(Figure content listings)
########################################
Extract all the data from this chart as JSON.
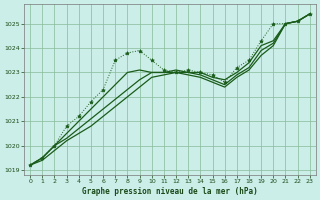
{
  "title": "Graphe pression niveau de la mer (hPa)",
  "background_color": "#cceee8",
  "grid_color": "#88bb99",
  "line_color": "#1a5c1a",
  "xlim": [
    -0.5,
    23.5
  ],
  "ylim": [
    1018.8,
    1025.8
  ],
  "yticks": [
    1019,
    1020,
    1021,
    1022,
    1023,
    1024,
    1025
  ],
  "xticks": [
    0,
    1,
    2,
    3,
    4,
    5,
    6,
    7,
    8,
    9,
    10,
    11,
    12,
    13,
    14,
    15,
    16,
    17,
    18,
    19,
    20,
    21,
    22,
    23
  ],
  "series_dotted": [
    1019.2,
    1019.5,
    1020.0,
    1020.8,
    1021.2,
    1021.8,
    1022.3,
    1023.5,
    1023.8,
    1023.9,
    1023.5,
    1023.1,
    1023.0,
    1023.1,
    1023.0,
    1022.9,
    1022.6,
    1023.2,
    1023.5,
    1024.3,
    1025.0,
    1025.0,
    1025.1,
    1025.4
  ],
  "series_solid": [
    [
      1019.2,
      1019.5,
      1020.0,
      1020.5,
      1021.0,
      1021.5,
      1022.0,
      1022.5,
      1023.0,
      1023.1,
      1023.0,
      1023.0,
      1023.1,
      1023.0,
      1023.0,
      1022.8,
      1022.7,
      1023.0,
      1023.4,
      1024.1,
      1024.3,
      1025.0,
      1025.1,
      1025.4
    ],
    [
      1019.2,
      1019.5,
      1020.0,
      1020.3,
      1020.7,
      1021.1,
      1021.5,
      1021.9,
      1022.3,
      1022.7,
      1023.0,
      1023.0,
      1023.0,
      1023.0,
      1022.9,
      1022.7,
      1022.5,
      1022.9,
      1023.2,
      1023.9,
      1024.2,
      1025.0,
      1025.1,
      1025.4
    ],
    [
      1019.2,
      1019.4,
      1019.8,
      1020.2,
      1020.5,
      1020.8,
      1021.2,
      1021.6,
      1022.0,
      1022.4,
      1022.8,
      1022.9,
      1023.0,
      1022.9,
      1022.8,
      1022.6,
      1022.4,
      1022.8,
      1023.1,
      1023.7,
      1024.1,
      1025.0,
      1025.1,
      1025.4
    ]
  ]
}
########################################
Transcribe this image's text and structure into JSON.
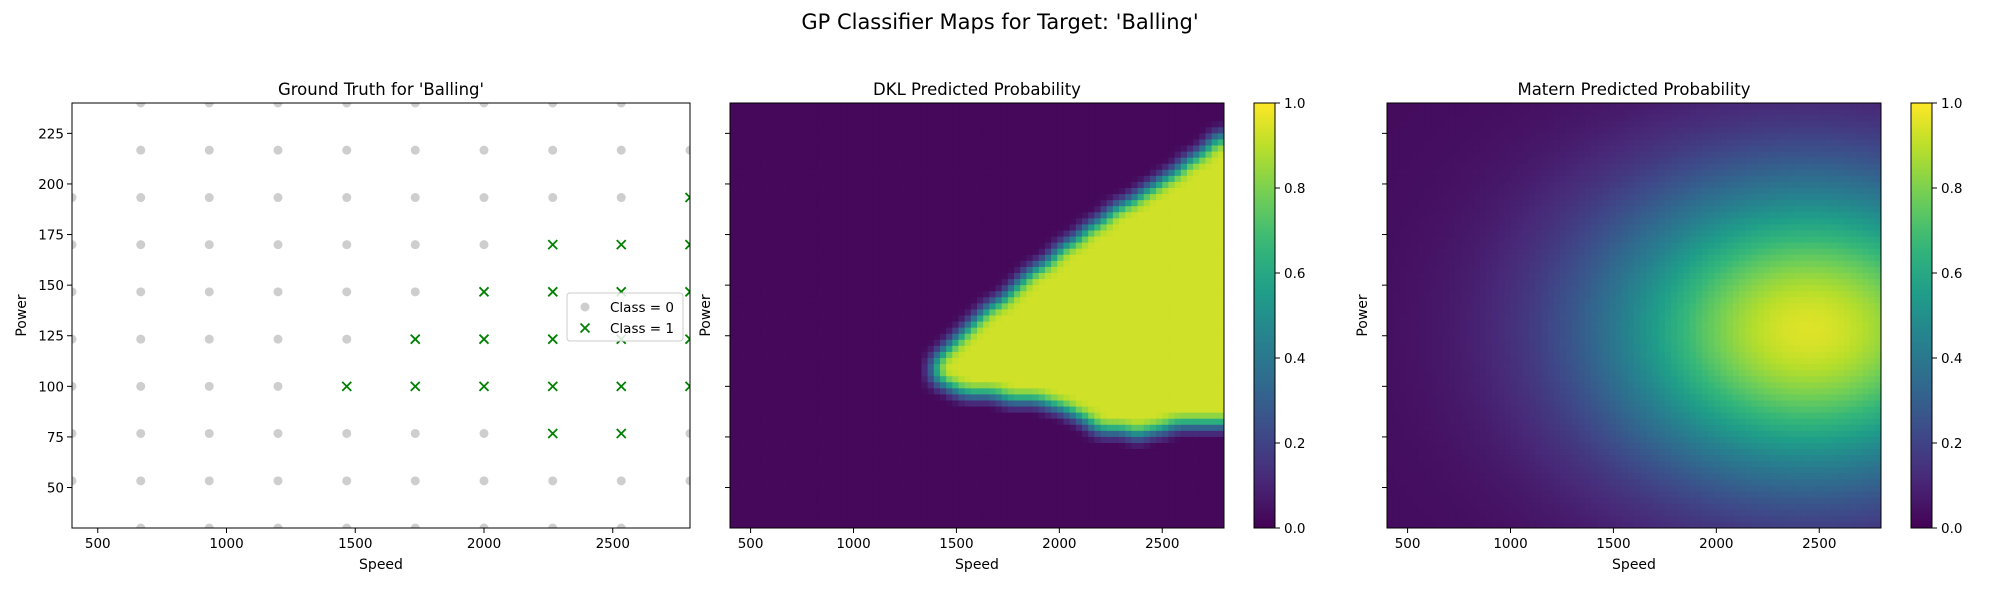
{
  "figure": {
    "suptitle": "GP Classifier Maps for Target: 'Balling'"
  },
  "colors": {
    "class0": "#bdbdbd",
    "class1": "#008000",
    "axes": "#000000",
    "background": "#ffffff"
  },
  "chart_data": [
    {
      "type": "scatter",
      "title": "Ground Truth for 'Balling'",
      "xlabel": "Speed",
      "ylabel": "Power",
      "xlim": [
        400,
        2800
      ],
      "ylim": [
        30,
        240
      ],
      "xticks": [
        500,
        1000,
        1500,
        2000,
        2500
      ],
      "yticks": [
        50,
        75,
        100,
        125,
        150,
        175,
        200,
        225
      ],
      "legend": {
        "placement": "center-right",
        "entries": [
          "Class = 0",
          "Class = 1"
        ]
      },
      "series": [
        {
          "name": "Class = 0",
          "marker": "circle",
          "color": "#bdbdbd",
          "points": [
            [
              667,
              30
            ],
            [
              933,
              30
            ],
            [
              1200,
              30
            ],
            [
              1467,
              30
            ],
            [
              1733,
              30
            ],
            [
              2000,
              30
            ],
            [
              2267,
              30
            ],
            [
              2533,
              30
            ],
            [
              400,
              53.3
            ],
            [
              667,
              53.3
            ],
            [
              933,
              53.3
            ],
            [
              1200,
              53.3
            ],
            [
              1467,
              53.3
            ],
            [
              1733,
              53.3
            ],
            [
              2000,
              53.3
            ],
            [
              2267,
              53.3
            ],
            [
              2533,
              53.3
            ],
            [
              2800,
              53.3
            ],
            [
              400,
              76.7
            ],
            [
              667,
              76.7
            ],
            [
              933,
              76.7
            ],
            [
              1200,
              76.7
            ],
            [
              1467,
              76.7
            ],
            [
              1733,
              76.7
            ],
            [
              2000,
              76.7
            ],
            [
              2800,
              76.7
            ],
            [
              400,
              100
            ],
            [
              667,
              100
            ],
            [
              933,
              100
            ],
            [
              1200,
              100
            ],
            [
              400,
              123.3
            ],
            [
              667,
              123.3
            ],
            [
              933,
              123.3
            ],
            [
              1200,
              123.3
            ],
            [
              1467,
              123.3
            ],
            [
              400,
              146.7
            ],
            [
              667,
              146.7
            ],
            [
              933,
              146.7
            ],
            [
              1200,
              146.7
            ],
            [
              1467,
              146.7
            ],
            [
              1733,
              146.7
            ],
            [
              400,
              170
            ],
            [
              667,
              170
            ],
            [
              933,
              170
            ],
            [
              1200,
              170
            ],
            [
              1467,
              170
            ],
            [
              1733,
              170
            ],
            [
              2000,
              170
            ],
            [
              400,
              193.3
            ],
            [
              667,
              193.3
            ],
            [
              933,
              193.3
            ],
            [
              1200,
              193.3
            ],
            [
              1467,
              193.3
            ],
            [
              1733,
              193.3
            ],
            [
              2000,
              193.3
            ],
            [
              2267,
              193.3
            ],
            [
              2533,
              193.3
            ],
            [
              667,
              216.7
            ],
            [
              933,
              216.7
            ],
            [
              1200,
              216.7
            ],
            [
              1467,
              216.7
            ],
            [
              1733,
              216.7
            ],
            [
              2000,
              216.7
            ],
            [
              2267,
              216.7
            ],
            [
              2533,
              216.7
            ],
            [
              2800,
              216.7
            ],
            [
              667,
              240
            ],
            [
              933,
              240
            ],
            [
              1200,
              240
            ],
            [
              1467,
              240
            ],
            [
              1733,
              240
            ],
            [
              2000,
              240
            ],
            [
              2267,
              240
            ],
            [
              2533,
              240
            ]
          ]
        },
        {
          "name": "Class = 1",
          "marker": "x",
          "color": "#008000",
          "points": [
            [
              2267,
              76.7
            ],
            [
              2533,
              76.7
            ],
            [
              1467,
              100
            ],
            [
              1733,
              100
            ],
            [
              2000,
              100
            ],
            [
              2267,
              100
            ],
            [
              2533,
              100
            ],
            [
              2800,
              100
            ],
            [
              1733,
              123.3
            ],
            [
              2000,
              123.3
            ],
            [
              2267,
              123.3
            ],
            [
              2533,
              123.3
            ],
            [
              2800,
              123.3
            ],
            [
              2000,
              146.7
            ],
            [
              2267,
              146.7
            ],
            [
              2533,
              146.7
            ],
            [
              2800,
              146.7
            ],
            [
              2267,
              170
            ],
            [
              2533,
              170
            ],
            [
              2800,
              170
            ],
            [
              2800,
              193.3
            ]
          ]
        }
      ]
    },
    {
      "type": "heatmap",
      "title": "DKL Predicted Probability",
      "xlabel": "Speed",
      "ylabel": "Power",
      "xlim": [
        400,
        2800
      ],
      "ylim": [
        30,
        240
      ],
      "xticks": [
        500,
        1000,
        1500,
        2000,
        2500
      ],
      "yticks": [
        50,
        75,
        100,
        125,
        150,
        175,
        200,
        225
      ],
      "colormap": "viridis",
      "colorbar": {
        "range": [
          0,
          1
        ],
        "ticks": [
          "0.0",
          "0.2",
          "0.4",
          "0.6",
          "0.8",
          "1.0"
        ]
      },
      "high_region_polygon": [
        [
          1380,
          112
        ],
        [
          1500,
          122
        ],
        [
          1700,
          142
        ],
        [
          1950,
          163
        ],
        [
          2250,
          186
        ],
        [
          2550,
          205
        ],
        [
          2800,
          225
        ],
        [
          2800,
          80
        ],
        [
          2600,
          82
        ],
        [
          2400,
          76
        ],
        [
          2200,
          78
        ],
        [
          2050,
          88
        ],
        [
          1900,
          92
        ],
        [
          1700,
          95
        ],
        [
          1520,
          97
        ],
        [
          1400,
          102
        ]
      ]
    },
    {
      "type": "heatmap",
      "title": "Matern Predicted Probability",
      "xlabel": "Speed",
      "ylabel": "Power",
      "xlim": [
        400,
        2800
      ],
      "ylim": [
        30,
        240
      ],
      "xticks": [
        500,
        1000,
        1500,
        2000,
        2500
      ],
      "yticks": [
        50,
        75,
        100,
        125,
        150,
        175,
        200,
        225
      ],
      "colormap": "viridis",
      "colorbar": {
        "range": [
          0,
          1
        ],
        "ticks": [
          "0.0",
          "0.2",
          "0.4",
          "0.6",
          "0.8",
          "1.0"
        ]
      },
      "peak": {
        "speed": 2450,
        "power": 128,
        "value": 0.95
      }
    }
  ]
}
########################################
What to produce :: State how many lines in the records above contain the word "Balling", and give only that number.

Reply :: 2